Collection entries:
** Start **

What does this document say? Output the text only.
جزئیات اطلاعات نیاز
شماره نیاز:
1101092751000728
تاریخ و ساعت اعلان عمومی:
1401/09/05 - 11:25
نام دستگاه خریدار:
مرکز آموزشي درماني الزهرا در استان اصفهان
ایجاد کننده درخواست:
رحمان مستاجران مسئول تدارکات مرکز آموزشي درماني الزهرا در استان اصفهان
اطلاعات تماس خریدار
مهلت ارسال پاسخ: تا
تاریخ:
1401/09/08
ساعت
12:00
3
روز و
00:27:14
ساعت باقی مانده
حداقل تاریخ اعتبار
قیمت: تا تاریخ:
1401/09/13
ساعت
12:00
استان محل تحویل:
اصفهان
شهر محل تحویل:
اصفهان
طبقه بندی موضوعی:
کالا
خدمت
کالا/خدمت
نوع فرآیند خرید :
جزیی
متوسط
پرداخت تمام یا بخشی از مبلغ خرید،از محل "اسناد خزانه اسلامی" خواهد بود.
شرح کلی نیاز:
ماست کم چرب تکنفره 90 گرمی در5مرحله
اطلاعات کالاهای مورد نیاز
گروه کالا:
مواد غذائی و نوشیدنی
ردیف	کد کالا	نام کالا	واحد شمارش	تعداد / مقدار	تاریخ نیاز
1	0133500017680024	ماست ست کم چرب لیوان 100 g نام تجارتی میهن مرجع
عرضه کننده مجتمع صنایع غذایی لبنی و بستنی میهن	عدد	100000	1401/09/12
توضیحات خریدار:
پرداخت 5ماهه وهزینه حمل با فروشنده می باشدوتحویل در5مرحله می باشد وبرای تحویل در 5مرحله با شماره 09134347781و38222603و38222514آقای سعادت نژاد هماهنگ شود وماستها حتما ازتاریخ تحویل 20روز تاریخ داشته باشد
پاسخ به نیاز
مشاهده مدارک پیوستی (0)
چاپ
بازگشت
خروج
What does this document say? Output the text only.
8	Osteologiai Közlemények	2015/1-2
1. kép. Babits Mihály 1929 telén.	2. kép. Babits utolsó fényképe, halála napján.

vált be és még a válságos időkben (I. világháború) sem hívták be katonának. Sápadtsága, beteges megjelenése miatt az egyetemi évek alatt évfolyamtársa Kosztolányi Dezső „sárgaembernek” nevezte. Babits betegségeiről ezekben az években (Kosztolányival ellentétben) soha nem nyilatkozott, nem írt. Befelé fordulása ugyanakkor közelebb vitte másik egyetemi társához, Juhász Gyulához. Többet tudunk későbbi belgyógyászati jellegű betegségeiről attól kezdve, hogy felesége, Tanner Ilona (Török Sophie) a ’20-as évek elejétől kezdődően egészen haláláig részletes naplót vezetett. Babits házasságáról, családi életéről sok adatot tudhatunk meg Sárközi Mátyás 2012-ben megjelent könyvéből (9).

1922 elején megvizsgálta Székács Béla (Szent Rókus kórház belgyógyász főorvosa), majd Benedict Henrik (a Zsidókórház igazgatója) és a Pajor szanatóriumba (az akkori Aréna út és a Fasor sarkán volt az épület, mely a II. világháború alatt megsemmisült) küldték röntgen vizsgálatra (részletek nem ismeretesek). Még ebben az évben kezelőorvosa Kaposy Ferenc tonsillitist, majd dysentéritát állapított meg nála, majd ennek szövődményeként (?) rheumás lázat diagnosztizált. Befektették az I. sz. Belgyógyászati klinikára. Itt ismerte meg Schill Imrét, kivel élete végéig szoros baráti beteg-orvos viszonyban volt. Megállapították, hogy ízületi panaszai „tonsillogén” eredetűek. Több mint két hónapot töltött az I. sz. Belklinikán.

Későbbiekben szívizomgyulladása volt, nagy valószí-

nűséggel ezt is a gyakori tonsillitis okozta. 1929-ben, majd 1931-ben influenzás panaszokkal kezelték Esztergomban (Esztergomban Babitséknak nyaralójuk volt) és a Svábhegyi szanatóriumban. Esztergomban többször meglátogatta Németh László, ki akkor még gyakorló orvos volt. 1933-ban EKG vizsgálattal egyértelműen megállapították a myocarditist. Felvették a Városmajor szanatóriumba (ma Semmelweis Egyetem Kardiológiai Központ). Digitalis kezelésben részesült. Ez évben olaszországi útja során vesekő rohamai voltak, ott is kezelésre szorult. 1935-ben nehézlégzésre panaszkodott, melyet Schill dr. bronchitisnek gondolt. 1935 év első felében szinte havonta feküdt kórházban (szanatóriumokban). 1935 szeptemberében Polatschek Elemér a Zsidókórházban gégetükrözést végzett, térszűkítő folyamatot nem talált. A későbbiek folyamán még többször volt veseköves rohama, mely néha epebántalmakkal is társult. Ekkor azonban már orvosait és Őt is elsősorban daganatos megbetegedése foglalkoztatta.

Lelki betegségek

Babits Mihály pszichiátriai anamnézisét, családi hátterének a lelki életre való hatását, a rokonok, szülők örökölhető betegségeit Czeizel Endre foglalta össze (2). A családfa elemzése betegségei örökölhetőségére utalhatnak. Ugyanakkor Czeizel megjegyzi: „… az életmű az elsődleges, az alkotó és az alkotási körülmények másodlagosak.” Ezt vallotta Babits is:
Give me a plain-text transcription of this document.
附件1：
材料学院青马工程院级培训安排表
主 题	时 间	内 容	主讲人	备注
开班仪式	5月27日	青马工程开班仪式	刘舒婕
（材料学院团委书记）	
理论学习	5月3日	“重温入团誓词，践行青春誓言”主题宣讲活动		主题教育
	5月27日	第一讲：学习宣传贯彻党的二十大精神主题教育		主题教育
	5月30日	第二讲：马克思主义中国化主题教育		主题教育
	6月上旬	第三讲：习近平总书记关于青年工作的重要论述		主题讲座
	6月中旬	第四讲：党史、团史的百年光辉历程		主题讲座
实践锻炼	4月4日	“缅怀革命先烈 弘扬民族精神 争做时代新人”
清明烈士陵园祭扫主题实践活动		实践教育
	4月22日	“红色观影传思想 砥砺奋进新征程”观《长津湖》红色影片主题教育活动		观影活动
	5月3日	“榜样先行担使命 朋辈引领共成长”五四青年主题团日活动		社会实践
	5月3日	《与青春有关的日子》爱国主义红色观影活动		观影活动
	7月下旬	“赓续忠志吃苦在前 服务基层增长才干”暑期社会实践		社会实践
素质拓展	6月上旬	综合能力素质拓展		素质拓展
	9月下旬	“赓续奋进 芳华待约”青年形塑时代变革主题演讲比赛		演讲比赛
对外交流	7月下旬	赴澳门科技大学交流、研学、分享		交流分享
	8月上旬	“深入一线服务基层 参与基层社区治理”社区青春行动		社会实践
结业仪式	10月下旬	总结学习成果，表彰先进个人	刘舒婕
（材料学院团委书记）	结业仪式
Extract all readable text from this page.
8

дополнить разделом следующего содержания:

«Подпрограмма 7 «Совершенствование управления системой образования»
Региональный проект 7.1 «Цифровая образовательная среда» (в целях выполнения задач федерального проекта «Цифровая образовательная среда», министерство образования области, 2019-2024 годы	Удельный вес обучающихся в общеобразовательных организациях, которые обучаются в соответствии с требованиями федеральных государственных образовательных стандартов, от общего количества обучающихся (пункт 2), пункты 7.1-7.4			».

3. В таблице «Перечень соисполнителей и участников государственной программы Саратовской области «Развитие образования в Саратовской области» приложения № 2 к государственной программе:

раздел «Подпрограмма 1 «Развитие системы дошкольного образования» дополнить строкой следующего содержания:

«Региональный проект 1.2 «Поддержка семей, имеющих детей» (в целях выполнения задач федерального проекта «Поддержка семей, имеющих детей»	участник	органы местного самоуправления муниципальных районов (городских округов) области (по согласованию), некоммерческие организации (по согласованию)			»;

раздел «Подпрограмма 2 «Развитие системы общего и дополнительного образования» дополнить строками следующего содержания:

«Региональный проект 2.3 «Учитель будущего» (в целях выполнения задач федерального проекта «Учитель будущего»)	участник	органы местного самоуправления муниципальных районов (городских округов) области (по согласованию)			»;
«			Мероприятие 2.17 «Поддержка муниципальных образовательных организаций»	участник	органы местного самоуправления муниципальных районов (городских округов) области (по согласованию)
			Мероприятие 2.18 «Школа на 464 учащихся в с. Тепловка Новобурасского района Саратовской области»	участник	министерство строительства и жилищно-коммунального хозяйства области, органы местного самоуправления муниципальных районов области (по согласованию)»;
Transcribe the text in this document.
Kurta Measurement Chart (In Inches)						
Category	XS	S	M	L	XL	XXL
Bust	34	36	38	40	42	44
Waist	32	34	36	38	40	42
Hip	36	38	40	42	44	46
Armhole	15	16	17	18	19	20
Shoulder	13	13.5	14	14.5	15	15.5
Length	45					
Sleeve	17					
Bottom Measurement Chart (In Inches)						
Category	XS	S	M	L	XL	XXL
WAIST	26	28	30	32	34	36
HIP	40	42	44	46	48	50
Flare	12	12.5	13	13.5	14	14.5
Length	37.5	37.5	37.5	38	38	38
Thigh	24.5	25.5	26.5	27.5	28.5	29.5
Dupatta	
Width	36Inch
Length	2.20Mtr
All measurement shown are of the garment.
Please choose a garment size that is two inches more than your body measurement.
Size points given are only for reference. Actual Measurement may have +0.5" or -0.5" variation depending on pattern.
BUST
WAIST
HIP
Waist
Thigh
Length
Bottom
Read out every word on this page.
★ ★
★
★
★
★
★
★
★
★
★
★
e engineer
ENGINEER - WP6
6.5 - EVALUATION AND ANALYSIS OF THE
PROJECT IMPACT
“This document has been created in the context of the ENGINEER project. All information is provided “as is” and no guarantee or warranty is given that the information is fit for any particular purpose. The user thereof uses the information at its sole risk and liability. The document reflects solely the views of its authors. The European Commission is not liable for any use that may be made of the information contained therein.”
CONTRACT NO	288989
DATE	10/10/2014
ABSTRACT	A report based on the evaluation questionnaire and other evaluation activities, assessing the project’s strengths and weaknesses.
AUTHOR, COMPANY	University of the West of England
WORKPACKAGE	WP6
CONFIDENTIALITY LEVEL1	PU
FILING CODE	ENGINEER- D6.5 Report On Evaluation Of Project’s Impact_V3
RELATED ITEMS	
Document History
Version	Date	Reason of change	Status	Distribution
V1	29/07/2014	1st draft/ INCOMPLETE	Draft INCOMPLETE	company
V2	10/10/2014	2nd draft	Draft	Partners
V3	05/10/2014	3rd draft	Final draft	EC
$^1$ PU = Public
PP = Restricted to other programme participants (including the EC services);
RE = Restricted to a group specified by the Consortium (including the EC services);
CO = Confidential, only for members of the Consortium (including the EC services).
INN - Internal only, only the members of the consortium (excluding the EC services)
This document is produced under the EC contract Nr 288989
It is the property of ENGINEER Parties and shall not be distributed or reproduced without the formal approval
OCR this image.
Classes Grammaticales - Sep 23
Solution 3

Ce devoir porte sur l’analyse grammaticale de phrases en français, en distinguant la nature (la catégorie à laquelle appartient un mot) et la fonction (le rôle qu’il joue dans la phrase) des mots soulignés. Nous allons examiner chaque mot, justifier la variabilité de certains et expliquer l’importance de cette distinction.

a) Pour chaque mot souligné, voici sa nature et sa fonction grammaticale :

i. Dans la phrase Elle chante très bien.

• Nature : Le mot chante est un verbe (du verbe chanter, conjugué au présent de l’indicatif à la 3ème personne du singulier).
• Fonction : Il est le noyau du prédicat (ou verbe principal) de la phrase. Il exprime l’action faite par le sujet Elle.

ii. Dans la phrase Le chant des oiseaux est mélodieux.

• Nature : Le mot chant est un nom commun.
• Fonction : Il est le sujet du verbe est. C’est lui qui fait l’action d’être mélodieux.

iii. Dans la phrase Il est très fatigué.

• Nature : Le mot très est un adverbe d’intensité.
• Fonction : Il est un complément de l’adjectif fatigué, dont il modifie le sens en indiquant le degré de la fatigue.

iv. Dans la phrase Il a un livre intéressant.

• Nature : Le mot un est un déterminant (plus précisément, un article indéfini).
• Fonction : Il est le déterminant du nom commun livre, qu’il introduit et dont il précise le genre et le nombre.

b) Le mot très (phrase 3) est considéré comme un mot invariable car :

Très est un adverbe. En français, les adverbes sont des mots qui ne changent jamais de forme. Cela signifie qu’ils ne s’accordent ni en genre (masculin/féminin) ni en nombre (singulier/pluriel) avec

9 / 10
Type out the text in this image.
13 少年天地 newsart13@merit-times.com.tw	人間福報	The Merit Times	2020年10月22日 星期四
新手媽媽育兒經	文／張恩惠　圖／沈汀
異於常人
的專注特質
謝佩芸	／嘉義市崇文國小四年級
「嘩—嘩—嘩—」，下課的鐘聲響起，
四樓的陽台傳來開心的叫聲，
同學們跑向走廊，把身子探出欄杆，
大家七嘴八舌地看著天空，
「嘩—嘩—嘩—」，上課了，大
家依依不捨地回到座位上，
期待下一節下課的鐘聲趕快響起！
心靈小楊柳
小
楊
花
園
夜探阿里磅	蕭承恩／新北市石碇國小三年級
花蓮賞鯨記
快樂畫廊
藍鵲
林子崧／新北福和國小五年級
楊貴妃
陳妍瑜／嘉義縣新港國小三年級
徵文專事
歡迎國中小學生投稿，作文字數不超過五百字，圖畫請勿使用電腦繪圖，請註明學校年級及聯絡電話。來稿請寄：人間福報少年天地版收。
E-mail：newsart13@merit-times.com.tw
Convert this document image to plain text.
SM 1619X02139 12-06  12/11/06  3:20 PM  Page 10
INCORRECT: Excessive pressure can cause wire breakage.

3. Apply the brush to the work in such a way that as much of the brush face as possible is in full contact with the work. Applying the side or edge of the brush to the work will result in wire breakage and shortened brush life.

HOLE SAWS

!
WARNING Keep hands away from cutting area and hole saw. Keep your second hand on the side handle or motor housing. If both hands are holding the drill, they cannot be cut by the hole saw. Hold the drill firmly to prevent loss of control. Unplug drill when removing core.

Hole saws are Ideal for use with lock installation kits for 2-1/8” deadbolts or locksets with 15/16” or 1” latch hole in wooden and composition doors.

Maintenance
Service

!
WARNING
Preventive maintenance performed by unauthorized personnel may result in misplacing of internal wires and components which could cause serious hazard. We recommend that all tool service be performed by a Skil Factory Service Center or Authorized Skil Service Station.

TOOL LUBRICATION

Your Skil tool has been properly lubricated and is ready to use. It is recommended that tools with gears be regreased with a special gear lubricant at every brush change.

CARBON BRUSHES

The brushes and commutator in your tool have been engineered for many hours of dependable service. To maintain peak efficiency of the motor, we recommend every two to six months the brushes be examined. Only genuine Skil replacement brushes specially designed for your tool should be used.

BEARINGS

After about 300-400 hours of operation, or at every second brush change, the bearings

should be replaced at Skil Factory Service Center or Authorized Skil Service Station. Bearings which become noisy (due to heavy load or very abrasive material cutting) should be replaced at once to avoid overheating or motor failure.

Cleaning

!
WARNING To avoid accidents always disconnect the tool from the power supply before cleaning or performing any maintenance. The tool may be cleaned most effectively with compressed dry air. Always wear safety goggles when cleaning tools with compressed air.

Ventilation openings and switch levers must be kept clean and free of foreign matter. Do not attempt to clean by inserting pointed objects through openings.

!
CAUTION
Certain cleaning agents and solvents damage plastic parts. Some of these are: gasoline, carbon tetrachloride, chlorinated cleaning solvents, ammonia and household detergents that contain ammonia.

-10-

** End **

_WHAT THE TASK ASKS_
Find every line in the records above that holds the word "chante", and copy each one.

_PROBLEM SOLUTION_
i. Dans la phrase Elle chante très bien.
• Nature : Le mot chante est un verbe (du verbe chanter, conjugué au présent de l’indicatif à la 3ème personne du singulier).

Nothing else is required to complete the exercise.